Défis à relever:
1. Reproduisez fidèlement le passage du texte sur la chute du régime syrien qui commence par « L’expérience syrienne rappelle » et se poursuit jusqu'à « dérives algériennes actuelles. ».
2. Prolongez le texte sur la chute du régime syrien en reprenant immédiatement après sa dernière phrase.

Texte de lecture:
== == ==
L’expérience syrienne rappelle que l’autosuffisance politique n’est qu’un leurre face à l’aspiration irrépressible des peuples à la liberté et à la justice. Le soutien que Bachar al-Assad a longtemps trouvé auprès de puissances étrangères telles que la Russie et l’Iran, et dans une moindre mesure l’Algérie, n’a fait que retarder l’inévitable, tout en alourdissant le tribut humain et matériel de sa chute.
Les récents bouleversements au Levant, marqués par la chute brutale du régime de Bachar al-Assad, offrent une leçon lourde de sens pour l’Algérie, devenue isolée dans la région. En cette ère où les autoritarismes vacillent sous le poids de leurs contradictions internes, il importe de dire que le déclin du régime syrien n’était que le miroir des dérives algériennes actuelles.
== == ==
Lignes de données:
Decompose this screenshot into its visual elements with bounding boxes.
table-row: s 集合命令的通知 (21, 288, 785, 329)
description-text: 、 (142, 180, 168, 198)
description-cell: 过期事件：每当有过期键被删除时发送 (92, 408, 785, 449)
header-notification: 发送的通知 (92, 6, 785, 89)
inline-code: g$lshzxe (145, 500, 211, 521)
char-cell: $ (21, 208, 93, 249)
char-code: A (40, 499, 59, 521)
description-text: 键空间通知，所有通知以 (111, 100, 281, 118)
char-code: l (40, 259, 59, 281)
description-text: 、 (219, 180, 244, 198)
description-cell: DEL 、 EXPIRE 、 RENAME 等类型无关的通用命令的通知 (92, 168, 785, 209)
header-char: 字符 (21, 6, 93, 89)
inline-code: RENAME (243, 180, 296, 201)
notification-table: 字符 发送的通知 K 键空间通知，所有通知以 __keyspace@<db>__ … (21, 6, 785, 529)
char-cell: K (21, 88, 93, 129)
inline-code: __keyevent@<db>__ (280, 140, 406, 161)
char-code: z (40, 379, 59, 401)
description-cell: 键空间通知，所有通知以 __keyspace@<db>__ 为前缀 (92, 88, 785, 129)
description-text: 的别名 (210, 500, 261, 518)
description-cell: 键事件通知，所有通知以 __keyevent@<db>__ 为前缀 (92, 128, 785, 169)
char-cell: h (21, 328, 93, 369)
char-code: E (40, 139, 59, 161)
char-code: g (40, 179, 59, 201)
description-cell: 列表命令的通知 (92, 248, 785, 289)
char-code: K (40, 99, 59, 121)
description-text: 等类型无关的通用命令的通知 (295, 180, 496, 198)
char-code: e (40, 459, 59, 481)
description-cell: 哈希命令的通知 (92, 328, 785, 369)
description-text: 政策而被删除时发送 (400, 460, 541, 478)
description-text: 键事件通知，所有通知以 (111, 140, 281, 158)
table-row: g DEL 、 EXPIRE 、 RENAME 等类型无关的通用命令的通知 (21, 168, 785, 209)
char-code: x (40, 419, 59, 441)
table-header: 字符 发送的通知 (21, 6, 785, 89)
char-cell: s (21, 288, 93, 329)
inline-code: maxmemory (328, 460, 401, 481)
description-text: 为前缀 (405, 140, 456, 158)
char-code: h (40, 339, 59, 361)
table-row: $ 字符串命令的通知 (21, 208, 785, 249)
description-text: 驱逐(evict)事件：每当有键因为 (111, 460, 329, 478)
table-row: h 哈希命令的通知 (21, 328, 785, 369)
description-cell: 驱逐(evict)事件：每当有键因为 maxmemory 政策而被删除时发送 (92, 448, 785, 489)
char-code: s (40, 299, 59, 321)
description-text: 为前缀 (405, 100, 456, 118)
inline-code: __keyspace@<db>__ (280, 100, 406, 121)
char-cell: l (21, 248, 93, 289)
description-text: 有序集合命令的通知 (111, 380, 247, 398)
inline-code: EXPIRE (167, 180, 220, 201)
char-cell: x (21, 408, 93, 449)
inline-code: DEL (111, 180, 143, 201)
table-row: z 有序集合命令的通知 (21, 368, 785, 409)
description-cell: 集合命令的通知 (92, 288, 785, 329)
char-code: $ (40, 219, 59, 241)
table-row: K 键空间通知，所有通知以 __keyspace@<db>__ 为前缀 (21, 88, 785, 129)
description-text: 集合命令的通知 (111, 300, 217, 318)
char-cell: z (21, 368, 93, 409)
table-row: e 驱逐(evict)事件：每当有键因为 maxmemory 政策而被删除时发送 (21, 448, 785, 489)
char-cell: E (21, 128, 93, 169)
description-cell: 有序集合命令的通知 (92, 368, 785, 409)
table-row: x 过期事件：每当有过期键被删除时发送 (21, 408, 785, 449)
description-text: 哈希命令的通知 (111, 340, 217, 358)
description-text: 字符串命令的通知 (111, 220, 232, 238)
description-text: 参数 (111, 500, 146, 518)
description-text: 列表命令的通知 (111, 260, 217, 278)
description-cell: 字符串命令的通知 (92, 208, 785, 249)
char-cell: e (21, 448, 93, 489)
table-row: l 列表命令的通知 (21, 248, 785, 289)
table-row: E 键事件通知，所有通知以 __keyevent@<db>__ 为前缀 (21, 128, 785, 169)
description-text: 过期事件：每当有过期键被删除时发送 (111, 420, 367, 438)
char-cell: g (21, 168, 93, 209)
== == ==
Réponses de l'exercice:
1.
L’expérience syrienne rappelle que l’autosuffisance politique n’est qu’un leurre face à l’aspiration irrépressible des peuples à la liberté et à la justice. Le soutien que Bachar al-Assad a longtemps trouvé auprès de puissances étrangères telles que la Russie et l’Iran, et dans une moindre mesure l’Algérie, n’a fait que retarder l’inévitable, tout en alourdissant le tribut humain et matériel de sa chute.
Les récents bouleversements au Levant, marqués par la chute brutale du régime de Bachar al-Assad, offrent une leçon lourde de sens pour l’Algérie, devenue isolée dans la région. En cette ère où les autoritarismes vacillent sous le poids de leurs contradictions internes, il importe de dire que le déclin du régime syrien n’était que le miroir des dérives algériennes actuelles.

2.
Le régime d’al-Assad, longtemps présenté comme un bastion de résistance face aux puissances étrangères, s’est effondré (enfin) sous la pression conjuguée du soulèvement populaire de 2011, des interventions étrangères et de l’épuisement de ses ressources internes. Cet événement majeur dévoile la fragilité des États fondés sur une gestion clanique du pouvoir et une répression systématique de la dissidence.
En Algérie, les symptômes de ce mal profond se manifestent également. Le pouvoir y demeure concentré entre les mains d’un appareil militaro-politique opaque depuis 1962, où les vraies décisions échappent à tout contrôle civil. La mémoire des manifestations de 2019-2022, menées par le mouvement de contestation pacifique qui exigeait des réformes profondes, résonne aujourd’hui comme un écho des prémices de la révolution syrienne. Bien que la violence ait été étranglée cet élan jusqu’à présent, la persistance de l’immobilisme politique en Algérie pourrait mener à des dénouements similaires.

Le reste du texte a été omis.